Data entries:

--

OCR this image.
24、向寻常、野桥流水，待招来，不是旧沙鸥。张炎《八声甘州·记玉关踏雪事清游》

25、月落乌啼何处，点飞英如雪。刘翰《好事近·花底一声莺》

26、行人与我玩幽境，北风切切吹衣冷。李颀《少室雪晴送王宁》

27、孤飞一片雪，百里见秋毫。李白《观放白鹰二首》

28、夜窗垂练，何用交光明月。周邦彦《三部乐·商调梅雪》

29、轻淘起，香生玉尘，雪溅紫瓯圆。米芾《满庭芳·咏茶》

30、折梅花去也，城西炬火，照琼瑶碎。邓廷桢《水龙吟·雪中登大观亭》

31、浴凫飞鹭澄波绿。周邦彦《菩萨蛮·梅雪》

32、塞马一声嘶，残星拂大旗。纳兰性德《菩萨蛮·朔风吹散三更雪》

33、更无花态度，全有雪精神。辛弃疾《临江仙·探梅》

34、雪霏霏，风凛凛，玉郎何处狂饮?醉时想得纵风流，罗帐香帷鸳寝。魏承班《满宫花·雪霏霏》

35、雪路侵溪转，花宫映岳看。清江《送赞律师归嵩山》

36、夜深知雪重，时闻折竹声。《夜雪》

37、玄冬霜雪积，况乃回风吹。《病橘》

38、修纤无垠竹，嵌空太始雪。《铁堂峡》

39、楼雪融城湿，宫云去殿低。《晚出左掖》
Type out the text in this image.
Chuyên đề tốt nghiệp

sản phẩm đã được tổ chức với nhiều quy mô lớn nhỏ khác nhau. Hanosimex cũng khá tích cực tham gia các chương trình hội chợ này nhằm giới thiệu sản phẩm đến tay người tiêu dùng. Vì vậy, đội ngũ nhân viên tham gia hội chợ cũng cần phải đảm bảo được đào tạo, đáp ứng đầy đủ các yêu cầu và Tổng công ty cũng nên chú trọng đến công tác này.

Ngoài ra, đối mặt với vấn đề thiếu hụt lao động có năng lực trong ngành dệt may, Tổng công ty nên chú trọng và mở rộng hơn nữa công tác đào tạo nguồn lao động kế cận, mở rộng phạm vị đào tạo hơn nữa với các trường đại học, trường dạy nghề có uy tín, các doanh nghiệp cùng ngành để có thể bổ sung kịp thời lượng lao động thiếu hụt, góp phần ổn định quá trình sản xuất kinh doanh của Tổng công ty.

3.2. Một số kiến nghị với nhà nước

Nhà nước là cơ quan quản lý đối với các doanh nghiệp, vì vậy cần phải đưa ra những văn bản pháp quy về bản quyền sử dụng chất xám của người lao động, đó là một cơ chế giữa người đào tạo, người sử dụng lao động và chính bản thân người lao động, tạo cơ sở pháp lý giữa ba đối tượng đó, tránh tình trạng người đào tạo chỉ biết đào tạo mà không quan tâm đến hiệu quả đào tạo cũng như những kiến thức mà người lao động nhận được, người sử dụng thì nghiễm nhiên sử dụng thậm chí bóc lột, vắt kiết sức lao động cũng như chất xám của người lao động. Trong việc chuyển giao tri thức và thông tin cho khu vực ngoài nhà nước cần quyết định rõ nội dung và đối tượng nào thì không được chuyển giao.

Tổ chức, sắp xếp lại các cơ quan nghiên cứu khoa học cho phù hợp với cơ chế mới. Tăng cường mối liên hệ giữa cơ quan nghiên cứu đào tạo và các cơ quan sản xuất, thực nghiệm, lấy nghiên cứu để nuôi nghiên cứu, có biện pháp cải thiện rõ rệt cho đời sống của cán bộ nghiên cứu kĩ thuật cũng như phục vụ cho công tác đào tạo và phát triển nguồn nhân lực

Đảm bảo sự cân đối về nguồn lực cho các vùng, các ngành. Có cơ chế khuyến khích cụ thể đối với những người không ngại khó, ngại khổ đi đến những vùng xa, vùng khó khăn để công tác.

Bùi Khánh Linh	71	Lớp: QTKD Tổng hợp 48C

--

PROBLEM DESCRIPTION
Show, from the listing above, each line that contains the word "chức".

FULL OUTPUT
sản phẩm đã được tổ chức với nhiều quy mô lớn nhỏ khác nhau. Hanosimex cũng khá tích cực tham gia các chương trình hội chợ này nhằm giới thiệu sản phẩm đến tay người tiêu dùng. Vì vậy, đội ngũ nhân viên tham gia hội chợ cũng cần phải đảm bảo được đào tạo, đáp ứng đầy đủ các yêu cầu và Tổng công ty cũng nên chú trọng đến công tác này.
Tổ chức, sắp xếp lại các cơ quan nghiên cứu khoa học cho phù hợp với cơ chế mới. Tăng cường mối liên hệ giữa cơ quan nghiên cứu đào tạo và các cơ quan sản xuất, thực nghiệm, lấy nghiên cứu để nuôi nghiên cứu, có biện pháp cải thiện rõ rệt cho đời sống của cán bộ nghiên cứu kĩ thuật cũng như phục vụ cho công tác đào tạo và phát triển nguồn nhân lực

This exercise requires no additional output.